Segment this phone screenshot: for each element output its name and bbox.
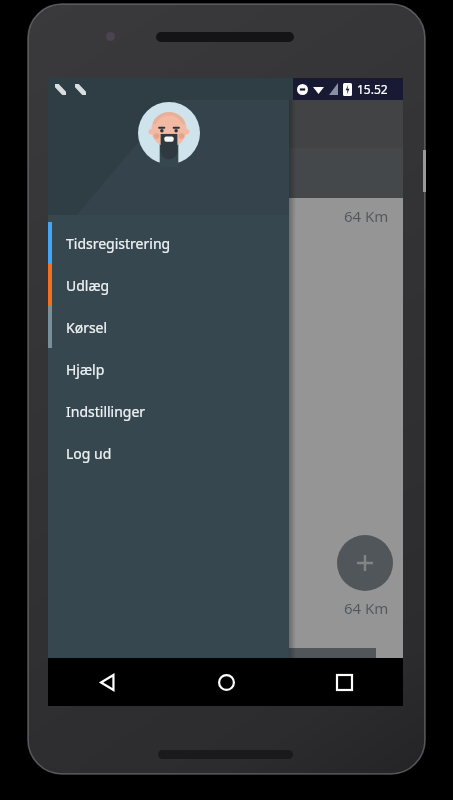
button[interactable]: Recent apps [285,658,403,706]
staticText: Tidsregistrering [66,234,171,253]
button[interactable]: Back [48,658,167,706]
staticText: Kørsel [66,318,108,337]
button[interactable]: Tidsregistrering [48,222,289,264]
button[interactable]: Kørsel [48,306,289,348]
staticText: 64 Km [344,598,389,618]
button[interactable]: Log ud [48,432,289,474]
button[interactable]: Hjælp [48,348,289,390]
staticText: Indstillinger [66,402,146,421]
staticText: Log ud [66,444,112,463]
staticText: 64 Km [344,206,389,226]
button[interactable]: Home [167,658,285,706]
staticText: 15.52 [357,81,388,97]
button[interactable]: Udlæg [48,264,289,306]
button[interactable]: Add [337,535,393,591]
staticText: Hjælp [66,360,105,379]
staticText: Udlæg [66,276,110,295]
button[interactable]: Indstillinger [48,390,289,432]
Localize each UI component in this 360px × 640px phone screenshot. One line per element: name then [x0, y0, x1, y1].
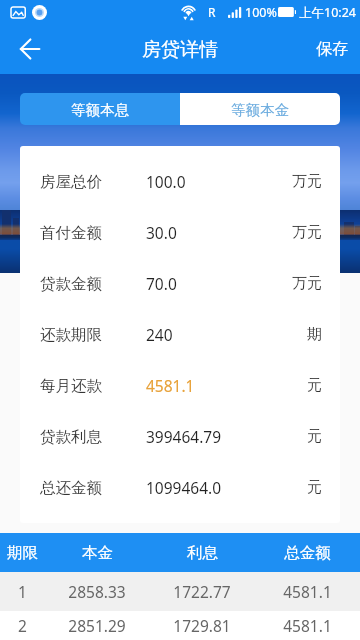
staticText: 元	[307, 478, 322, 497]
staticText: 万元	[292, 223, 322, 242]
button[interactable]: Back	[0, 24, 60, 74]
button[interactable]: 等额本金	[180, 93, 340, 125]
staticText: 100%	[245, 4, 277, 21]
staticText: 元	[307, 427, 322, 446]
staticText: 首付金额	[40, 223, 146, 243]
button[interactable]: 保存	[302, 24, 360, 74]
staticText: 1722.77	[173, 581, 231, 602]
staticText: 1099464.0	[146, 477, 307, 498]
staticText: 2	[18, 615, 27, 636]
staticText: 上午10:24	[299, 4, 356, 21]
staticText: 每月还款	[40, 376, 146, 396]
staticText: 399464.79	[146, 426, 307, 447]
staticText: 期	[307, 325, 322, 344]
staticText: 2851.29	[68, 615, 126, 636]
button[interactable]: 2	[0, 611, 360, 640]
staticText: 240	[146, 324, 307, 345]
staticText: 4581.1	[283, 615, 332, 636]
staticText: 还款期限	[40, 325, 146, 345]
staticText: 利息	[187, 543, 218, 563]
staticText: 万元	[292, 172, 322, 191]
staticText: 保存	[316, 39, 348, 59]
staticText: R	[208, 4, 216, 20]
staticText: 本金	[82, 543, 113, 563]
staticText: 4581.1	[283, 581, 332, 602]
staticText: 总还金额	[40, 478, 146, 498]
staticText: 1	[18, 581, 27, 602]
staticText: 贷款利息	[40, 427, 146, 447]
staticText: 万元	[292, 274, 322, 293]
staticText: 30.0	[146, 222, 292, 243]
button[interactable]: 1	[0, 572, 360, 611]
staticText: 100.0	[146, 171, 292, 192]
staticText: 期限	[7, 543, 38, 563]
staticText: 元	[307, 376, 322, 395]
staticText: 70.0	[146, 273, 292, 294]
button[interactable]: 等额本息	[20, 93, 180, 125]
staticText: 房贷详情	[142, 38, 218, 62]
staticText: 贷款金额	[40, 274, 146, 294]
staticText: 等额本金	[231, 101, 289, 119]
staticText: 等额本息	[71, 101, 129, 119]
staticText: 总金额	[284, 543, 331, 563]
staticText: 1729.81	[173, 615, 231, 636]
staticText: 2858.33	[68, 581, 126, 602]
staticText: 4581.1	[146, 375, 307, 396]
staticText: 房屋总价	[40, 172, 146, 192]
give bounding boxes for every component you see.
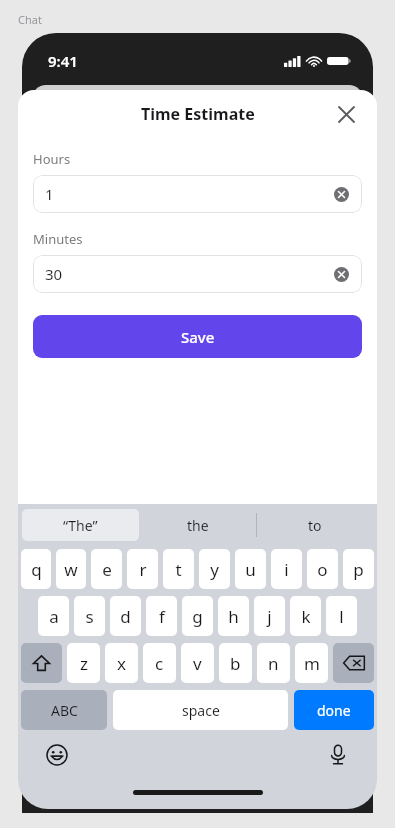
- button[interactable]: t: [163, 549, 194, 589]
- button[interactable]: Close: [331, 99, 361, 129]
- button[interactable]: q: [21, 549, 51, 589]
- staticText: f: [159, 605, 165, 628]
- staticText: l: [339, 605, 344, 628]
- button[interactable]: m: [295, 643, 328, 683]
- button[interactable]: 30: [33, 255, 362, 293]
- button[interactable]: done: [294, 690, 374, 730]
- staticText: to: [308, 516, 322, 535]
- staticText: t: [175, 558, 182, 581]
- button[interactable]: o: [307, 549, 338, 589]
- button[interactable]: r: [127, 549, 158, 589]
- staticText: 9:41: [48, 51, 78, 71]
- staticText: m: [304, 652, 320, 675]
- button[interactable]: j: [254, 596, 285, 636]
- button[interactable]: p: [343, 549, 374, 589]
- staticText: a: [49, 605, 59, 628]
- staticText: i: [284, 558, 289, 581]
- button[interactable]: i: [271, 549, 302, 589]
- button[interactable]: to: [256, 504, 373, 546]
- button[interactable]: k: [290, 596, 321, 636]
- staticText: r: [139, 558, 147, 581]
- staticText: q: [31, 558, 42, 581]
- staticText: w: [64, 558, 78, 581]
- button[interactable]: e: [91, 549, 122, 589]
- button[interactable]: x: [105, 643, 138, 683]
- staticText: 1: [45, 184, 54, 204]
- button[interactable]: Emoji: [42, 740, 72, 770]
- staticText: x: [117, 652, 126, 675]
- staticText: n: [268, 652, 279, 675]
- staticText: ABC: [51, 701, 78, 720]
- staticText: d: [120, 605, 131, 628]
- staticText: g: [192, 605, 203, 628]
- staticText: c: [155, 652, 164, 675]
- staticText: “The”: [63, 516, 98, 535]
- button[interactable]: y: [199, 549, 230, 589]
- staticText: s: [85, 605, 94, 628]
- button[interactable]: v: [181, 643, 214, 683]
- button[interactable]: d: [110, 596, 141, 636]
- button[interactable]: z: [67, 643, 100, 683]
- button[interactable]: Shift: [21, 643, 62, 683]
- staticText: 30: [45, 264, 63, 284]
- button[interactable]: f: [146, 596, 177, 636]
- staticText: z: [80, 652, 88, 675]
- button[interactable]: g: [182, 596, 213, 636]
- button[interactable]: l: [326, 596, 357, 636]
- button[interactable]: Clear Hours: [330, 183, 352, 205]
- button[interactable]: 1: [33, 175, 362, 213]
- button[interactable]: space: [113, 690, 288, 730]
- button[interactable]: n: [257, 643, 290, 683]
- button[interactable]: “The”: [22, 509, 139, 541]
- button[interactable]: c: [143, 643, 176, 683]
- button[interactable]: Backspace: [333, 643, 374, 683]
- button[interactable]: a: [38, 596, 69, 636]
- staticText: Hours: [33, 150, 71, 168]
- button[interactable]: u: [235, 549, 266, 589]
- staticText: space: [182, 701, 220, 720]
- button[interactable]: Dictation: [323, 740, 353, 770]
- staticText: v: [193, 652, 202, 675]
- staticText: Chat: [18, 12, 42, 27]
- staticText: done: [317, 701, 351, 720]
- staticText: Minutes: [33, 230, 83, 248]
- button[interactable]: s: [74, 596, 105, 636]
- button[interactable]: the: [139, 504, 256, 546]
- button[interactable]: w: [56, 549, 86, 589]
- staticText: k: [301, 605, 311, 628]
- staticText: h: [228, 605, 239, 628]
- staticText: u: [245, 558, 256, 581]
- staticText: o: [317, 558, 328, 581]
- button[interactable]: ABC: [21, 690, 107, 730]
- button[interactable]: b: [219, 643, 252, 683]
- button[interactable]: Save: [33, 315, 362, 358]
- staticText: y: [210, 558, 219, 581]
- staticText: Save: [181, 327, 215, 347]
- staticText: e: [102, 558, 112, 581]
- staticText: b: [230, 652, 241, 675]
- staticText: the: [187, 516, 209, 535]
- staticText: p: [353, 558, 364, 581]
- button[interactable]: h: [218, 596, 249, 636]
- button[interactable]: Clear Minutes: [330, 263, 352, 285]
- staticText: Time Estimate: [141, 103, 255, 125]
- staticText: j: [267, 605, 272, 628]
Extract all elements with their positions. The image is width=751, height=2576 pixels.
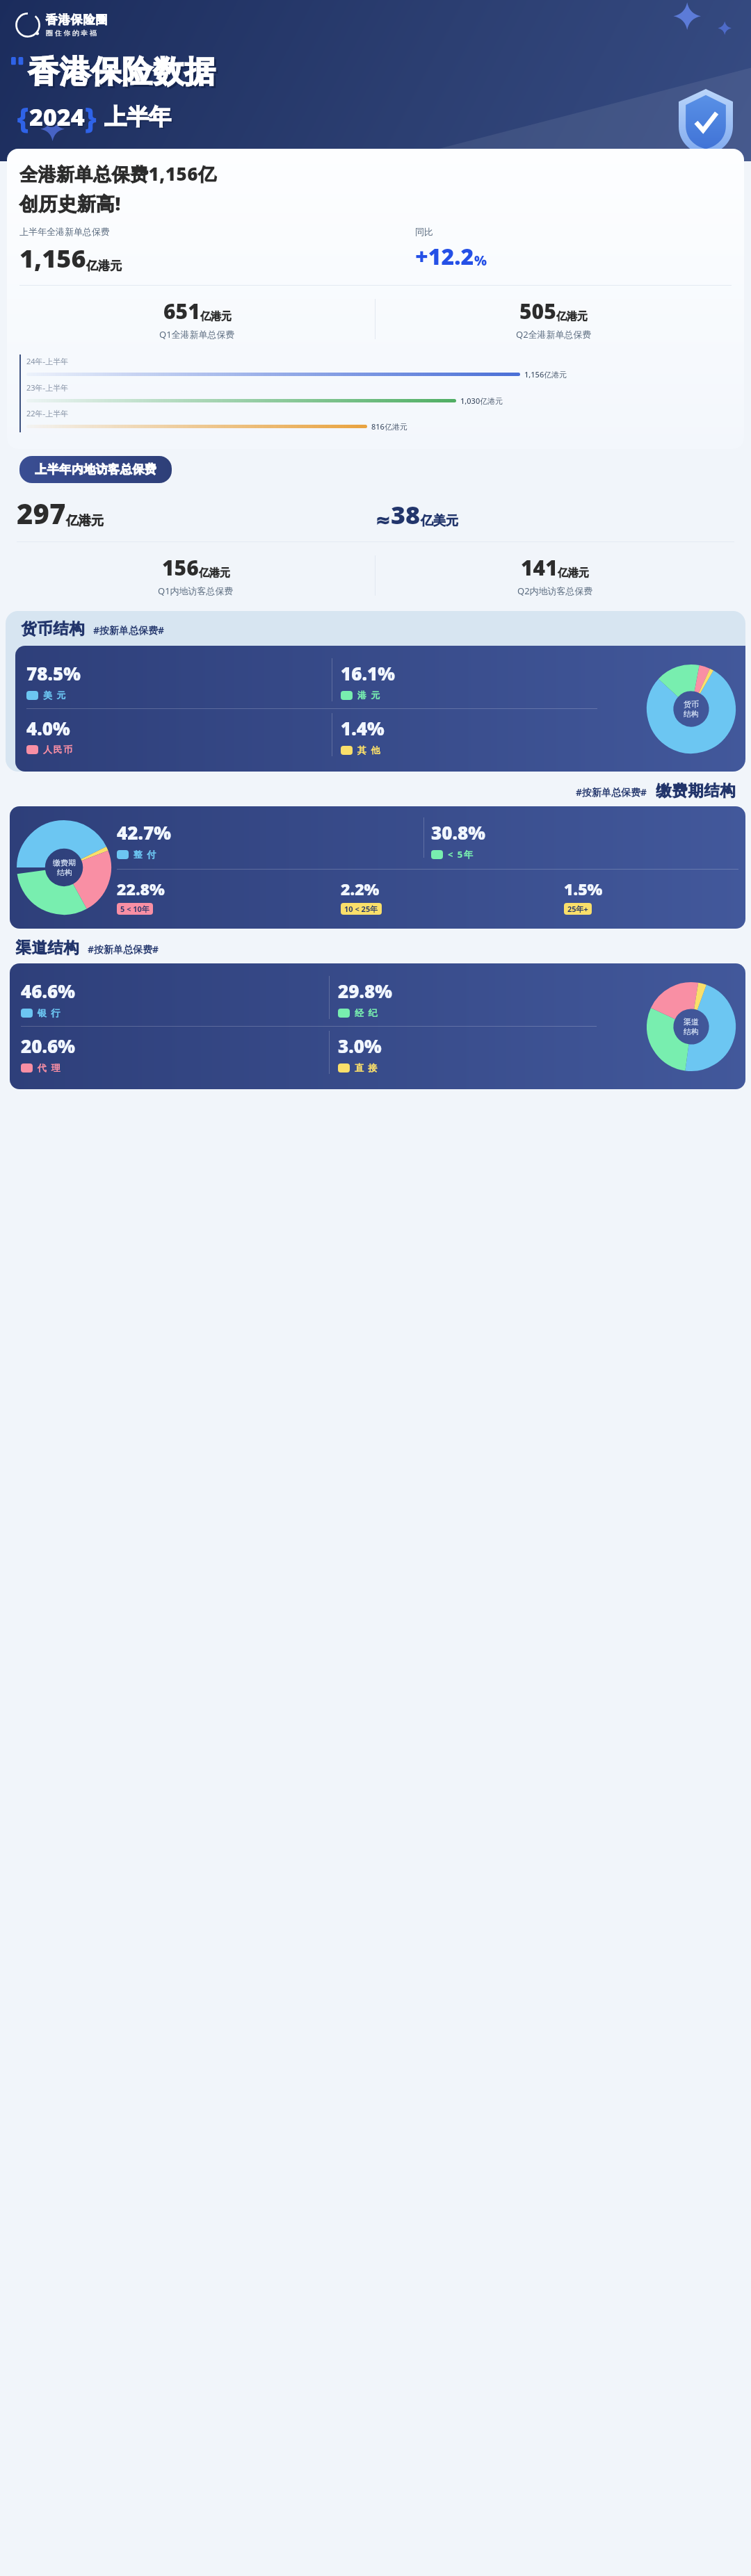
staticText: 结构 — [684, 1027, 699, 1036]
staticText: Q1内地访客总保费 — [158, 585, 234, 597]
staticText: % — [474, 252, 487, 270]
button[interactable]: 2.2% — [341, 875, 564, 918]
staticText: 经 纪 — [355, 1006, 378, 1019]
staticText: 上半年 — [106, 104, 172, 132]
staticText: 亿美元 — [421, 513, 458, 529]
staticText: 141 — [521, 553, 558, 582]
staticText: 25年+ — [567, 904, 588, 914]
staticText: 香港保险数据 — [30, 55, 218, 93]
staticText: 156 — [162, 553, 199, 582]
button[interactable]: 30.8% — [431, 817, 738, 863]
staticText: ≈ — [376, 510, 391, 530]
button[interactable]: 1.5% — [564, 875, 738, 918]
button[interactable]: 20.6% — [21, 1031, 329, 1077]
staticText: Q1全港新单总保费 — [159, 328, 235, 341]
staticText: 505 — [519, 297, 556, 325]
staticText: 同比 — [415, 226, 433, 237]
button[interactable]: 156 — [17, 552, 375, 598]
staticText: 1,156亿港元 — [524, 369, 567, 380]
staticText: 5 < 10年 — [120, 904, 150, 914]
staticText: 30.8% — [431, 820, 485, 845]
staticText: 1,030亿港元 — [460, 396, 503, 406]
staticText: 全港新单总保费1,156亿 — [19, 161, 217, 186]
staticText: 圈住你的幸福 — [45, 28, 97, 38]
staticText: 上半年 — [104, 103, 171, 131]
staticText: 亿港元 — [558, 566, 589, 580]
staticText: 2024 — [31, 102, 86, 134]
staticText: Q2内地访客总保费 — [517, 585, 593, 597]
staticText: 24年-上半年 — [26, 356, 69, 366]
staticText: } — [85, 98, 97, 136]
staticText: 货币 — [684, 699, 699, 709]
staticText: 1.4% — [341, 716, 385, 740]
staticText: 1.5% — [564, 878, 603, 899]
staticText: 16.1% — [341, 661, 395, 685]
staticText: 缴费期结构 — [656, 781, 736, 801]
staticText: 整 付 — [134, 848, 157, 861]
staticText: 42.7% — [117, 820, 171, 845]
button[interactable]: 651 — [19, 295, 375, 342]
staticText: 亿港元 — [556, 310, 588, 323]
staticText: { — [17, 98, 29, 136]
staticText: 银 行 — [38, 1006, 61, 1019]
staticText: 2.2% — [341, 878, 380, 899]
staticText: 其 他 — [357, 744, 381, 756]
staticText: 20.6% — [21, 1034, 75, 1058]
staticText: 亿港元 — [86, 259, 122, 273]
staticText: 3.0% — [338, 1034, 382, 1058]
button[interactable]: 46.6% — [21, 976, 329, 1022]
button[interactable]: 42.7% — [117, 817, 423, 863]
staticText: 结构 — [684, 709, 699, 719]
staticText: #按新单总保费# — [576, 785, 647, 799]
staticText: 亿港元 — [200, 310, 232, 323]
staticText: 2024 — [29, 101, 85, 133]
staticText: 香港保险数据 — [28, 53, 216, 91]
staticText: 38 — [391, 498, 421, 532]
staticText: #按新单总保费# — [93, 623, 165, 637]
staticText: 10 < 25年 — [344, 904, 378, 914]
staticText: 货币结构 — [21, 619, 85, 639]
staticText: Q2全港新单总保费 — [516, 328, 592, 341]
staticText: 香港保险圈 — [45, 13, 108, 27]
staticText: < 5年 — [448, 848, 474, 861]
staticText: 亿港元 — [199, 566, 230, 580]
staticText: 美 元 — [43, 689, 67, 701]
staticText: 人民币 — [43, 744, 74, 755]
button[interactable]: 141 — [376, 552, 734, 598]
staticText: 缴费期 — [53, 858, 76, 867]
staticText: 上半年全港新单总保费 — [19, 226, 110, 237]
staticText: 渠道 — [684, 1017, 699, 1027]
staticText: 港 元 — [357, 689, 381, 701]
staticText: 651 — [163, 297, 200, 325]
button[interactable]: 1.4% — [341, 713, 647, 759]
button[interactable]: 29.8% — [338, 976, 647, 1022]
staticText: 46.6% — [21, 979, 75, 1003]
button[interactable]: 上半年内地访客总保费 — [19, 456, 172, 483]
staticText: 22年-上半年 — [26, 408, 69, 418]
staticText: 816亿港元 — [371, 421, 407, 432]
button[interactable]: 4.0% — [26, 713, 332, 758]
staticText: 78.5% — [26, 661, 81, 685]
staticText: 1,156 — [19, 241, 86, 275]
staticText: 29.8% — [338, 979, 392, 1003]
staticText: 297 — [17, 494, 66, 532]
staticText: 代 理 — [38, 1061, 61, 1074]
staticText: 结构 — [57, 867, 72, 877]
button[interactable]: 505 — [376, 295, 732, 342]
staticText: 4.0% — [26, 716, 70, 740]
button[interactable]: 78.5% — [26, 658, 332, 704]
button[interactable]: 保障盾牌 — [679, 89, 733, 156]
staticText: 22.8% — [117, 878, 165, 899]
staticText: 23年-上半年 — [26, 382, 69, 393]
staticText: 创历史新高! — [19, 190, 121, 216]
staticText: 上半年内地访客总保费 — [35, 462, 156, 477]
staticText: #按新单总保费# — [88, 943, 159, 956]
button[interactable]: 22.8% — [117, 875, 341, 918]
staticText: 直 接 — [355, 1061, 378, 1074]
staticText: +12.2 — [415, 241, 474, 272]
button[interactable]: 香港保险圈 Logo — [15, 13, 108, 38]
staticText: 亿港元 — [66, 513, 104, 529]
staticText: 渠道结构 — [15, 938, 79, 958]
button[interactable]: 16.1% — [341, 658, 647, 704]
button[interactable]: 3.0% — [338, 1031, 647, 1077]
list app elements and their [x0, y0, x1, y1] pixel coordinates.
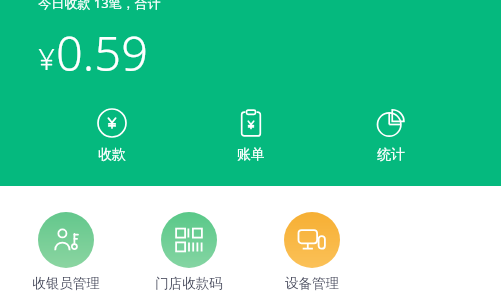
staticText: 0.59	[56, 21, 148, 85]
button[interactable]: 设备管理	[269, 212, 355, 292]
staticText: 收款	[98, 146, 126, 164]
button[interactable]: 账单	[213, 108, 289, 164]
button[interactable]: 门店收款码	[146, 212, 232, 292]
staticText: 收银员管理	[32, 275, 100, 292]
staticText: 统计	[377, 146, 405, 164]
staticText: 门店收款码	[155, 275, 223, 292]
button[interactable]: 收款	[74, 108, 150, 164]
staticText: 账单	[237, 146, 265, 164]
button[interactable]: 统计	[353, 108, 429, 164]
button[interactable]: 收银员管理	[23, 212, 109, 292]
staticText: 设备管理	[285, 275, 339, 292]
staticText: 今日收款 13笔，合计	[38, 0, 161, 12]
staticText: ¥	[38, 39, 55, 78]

■ **THE TASK**
Output the lines from the one containing "478, 322, 497]" through the one containing "615, 27, 636]", inclusive, as a JSON array of strings with one string per line and blank lines omitted.

■ **SOLUTION FOR THIS TASK**
[
  "staticText: 元\t[307, 478, 322, 497]",
  "staticText: 万元\t[292, 223, 322, 242]",
  "button[interactable]: Back\t[0, 24, 60, 74]",
  "button[interactable]: 等额本金\t[180, 93, 340, 125]",
  "staticText: 100%\t[245, 4, 277, 21]",
  "staticText: 元\t[307, 427, 322, 446]",
  "staticText: 首付金额\t[40, 223, 146, 243]",
  "button[interactable]: 保存\t[302, 24, 360, 74]",
  "staticText: 1722.77\t[173, 581, 231, 602]",
  "staticText: 1099464.0\t[146, 477, 307, 498]",
  "staticText: 2\t[18, 615, 27, 636]"
]